**WHAT TO PRODUCE**
Using the material below, copy every line where "screenshot" appears.

** START OF PROVIDED DATA **

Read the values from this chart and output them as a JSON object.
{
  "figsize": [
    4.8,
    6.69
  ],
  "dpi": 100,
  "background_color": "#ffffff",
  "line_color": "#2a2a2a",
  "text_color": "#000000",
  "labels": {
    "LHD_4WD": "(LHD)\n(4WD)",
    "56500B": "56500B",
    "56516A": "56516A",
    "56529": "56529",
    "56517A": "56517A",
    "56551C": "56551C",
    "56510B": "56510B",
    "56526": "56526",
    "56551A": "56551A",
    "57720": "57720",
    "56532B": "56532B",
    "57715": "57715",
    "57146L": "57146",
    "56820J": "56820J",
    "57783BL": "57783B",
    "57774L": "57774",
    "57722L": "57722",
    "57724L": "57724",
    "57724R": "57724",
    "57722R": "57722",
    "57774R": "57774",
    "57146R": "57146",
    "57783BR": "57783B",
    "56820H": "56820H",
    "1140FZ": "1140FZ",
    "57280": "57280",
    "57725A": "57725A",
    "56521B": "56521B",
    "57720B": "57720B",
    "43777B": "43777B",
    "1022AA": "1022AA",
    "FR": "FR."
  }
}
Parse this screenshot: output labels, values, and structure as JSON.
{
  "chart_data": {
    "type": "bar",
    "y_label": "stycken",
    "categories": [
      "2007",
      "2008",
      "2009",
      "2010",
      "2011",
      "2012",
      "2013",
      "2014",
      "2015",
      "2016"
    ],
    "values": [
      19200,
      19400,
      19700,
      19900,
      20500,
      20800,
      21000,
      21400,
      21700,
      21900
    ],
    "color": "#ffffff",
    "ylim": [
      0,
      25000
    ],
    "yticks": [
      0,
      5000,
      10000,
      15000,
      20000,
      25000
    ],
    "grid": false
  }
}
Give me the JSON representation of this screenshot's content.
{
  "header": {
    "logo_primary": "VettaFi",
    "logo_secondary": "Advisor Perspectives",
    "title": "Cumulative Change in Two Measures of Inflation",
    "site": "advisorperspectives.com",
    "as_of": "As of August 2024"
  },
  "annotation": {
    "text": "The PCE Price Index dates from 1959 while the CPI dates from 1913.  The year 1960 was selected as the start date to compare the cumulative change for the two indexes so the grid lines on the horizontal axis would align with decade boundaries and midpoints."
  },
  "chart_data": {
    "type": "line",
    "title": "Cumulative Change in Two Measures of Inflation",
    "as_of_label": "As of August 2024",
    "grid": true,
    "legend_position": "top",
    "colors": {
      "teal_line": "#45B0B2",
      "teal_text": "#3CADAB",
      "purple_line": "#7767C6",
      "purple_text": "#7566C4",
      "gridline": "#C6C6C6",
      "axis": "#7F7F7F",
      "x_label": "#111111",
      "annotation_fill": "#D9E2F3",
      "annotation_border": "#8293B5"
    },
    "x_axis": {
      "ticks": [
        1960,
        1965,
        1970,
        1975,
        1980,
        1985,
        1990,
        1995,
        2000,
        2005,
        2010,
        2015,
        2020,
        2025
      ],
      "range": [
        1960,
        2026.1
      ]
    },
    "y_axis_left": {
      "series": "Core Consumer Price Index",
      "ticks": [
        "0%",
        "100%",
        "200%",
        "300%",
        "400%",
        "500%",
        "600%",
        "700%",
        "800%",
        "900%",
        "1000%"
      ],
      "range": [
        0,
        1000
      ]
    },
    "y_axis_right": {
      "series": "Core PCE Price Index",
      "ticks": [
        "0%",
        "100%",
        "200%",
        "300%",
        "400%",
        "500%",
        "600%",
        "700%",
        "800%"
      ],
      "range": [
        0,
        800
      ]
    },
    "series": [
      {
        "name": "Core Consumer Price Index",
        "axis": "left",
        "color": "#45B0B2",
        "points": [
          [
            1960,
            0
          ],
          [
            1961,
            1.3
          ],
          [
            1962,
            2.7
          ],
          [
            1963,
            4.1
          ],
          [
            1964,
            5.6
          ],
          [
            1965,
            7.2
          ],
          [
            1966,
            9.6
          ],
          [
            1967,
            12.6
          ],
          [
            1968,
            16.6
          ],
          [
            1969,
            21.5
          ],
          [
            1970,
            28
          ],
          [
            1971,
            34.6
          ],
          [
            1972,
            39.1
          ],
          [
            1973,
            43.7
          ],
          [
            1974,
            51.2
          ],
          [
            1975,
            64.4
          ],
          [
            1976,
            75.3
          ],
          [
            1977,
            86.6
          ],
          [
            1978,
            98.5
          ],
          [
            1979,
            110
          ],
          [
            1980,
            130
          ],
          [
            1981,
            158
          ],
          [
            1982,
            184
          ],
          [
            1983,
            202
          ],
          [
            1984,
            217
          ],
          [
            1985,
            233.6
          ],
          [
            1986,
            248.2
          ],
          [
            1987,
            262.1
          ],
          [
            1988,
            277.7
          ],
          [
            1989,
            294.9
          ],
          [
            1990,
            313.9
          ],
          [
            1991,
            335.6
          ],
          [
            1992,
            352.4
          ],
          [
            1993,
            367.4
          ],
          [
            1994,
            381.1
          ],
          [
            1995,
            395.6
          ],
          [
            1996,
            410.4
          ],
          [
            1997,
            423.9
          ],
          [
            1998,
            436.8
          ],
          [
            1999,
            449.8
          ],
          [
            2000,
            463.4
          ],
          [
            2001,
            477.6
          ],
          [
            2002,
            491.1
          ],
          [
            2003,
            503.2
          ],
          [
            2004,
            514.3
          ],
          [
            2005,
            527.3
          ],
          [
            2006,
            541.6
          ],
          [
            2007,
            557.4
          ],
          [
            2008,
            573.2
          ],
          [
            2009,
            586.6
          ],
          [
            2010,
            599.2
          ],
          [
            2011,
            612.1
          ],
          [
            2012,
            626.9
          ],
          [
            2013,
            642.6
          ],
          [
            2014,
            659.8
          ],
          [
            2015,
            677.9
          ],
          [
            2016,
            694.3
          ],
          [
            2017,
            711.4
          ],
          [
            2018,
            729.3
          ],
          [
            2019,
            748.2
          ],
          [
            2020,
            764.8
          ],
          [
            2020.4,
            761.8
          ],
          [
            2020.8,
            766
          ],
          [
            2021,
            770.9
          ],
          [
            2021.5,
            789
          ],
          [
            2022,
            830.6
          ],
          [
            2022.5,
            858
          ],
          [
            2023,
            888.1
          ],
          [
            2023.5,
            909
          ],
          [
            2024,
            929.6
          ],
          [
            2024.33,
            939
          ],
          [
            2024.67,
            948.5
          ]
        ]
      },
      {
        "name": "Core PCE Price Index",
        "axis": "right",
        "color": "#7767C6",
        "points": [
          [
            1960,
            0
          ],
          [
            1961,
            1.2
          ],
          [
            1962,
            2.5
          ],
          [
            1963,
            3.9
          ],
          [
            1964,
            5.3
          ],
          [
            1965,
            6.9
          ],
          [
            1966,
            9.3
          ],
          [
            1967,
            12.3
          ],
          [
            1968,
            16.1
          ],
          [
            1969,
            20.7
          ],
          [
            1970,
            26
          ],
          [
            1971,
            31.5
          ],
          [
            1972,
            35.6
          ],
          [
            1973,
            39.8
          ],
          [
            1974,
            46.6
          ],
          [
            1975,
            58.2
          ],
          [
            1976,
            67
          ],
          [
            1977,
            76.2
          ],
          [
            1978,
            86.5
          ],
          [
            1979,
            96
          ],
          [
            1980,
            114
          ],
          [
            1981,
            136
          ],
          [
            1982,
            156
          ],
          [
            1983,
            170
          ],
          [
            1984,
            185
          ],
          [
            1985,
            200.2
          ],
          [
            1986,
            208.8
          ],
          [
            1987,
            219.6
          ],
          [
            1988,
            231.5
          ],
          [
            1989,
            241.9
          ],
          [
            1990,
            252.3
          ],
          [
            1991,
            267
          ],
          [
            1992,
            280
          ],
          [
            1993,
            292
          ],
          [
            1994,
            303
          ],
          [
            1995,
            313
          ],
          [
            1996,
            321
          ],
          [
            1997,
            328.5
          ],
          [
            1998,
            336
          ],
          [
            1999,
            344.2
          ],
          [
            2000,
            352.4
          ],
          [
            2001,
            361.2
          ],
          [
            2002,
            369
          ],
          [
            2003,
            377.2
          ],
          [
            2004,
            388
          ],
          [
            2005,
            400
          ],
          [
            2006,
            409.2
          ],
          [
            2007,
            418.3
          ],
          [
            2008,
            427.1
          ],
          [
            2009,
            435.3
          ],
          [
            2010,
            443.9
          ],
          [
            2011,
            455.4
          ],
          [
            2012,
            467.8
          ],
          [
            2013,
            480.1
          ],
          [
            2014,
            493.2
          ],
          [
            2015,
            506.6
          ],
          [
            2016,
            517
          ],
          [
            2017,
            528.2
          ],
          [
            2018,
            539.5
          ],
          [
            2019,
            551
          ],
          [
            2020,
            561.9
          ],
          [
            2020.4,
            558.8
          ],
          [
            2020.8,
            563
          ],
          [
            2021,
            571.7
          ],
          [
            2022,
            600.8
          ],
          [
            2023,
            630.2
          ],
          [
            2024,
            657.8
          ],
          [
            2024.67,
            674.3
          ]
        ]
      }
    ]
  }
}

** END OF PROVIDED DATA **

**WRITTEN RESPONSE**
Parse this screenshot: output labels, values, and structure as JSON.
Give me the JSON representation of this screenshot's content.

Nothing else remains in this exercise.